▸ Written task
Filter the records below and copy every line containing the word "Tested".

Figure data in JSON
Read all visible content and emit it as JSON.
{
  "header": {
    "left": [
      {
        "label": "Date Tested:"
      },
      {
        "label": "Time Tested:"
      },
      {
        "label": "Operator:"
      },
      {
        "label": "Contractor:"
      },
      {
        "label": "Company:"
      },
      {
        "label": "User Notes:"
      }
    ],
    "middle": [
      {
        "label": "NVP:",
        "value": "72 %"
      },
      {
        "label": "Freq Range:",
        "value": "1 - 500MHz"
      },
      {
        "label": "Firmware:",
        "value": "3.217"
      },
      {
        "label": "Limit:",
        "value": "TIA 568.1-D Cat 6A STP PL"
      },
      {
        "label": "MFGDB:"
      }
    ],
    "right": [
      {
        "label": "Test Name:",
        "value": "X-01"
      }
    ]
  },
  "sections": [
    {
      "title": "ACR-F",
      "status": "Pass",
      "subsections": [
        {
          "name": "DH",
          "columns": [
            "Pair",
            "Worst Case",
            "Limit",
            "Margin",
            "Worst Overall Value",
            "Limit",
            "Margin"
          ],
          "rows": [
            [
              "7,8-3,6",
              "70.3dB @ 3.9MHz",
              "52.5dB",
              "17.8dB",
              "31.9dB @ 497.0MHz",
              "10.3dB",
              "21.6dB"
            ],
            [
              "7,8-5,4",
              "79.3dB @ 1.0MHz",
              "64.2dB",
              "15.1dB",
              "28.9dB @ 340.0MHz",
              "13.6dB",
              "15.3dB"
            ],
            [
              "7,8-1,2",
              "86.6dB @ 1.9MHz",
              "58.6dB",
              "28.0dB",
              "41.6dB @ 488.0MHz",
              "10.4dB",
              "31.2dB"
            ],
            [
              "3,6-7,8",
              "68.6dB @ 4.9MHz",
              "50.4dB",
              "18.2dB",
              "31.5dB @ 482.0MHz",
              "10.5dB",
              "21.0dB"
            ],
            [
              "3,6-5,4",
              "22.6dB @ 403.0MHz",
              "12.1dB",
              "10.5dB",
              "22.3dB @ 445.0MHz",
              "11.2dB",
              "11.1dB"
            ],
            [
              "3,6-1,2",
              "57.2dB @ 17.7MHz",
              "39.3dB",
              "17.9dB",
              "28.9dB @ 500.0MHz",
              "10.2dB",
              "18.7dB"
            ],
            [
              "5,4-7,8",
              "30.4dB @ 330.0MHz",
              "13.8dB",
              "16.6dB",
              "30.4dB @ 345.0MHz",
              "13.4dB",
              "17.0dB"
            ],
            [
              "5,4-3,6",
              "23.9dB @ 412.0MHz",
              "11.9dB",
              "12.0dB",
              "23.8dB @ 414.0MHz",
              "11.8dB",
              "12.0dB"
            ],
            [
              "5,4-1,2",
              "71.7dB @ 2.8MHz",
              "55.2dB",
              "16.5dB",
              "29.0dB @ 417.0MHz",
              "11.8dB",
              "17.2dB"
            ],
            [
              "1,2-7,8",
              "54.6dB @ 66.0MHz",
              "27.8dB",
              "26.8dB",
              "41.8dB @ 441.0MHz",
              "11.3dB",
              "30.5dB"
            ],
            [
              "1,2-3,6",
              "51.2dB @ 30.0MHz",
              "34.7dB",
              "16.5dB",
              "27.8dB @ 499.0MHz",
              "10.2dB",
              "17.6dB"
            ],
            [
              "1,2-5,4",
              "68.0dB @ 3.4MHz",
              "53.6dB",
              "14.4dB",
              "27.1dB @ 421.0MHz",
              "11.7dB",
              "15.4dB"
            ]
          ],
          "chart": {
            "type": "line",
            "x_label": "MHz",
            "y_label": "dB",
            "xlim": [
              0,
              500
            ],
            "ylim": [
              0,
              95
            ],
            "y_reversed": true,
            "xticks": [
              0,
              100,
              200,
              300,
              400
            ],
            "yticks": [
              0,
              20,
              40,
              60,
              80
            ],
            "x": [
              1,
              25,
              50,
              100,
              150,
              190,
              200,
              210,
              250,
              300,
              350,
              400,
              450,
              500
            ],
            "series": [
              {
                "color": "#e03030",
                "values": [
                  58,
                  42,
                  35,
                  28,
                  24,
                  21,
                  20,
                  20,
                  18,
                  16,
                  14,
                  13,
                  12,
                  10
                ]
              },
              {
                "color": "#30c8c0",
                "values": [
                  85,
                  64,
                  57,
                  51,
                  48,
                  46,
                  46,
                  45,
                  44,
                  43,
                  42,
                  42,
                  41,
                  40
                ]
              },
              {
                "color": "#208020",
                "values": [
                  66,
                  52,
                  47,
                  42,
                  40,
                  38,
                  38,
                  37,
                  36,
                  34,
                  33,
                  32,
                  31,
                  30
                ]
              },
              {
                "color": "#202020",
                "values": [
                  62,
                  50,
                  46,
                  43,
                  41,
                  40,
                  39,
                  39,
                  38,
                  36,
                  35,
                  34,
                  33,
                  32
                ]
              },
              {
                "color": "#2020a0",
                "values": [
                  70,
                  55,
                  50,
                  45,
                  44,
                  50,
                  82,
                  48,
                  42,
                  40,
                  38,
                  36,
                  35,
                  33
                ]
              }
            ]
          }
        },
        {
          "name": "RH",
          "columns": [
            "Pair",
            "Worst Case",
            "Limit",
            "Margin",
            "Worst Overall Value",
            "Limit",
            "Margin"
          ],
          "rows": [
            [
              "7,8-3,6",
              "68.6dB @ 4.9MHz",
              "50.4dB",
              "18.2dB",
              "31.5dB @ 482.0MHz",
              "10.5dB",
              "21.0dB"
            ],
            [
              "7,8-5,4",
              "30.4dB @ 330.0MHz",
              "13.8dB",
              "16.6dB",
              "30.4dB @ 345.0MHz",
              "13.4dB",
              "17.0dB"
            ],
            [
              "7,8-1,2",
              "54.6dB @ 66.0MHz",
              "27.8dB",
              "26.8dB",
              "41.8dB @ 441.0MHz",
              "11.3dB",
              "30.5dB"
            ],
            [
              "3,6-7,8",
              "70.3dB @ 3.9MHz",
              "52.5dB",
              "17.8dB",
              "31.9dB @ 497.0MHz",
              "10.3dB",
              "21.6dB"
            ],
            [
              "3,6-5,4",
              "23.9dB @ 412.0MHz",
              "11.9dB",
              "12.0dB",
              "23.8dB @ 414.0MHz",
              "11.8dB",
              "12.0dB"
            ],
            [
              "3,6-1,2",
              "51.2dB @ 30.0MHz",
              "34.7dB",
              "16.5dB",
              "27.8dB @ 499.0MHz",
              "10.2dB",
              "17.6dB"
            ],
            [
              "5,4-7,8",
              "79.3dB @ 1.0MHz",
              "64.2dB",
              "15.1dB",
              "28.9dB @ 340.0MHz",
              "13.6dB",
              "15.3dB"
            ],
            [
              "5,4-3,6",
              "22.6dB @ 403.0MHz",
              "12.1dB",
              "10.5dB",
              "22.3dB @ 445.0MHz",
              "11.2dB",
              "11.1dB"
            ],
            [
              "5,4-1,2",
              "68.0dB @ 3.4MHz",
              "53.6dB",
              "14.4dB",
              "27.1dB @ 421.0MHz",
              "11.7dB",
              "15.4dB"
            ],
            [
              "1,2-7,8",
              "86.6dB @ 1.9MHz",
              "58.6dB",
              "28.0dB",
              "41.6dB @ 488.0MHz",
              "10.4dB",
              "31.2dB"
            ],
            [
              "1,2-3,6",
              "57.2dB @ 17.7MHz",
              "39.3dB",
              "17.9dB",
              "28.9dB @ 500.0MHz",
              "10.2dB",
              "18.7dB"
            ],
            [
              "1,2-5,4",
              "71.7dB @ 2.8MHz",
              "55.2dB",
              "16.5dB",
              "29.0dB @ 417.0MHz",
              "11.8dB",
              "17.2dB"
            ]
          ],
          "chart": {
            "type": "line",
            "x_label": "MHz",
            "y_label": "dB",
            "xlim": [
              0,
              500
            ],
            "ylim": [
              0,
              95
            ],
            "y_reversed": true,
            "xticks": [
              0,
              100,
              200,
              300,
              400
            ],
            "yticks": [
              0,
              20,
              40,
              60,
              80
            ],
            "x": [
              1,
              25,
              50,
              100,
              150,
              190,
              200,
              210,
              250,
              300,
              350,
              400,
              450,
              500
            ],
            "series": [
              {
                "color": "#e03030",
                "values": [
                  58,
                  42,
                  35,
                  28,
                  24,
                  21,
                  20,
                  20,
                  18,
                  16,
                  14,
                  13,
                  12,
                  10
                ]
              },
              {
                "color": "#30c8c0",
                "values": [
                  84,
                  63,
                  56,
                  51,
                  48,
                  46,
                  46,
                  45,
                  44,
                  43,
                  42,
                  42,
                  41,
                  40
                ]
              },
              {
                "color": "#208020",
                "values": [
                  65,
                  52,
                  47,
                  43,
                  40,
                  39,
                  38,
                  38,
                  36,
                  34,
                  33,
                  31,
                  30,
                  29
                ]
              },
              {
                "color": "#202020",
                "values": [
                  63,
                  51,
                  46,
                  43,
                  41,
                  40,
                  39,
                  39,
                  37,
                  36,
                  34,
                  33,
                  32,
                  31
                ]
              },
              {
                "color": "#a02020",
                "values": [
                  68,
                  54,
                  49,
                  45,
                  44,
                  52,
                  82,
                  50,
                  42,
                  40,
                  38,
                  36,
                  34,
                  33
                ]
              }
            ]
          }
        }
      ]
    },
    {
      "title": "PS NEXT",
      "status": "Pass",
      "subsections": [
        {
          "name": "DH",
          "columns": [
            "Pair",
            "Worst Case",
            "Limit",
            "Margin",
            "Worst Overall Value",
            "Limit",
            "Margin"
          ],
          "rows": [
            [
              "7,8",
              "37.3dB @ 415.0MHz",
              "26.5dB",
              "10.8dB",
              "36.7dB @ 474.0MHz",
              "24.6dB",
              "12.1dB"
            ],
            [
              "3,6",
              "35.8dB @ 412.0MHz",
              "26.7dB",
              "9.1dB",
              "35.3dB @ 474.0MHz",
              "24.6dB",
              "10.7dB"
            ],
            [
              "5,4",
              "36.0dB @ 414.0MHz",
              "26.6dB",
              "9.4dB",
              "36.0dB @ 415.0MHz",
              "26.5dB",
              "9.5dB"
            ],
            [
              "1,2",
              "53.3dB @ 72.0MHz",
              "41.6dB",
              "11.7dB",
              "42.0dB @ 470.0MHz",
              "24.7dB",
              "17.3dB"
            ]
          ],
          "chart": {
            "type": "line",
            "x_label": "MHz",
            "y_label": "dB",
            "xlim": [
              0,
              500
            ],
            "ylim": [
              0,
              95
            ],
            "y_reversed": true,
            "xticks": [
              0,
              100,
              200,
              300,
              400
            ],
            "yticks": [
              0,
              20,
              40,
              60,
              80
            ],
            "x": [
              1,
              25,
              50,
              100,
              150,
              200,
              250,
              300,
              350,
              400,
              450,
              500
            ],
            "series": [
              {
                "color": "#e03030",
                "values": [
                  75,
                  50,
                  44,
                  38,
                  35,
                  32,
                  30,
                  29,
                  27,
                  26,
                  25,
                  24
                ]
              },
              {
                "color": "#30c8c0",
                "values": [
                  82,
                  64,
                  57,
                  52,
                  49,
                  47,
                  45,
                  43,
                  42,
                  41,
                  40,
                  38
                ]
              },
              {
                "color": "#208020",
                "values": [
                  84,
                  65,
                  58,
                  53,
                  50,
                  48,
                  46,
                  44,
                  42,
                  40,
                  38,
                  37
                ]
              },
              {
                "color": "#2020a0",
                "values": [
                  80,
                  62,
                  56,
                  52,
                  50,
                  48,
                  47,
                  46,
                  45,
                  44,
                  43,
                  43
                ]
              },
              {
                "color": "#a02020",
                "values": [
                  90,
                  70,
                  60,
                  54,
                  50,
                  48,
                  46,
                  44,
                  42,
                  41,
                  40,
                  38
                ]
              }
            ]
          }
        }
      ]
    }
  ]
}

▸ Result of the task
        "label": "Date Tested:"
        "label": "Time Tested:"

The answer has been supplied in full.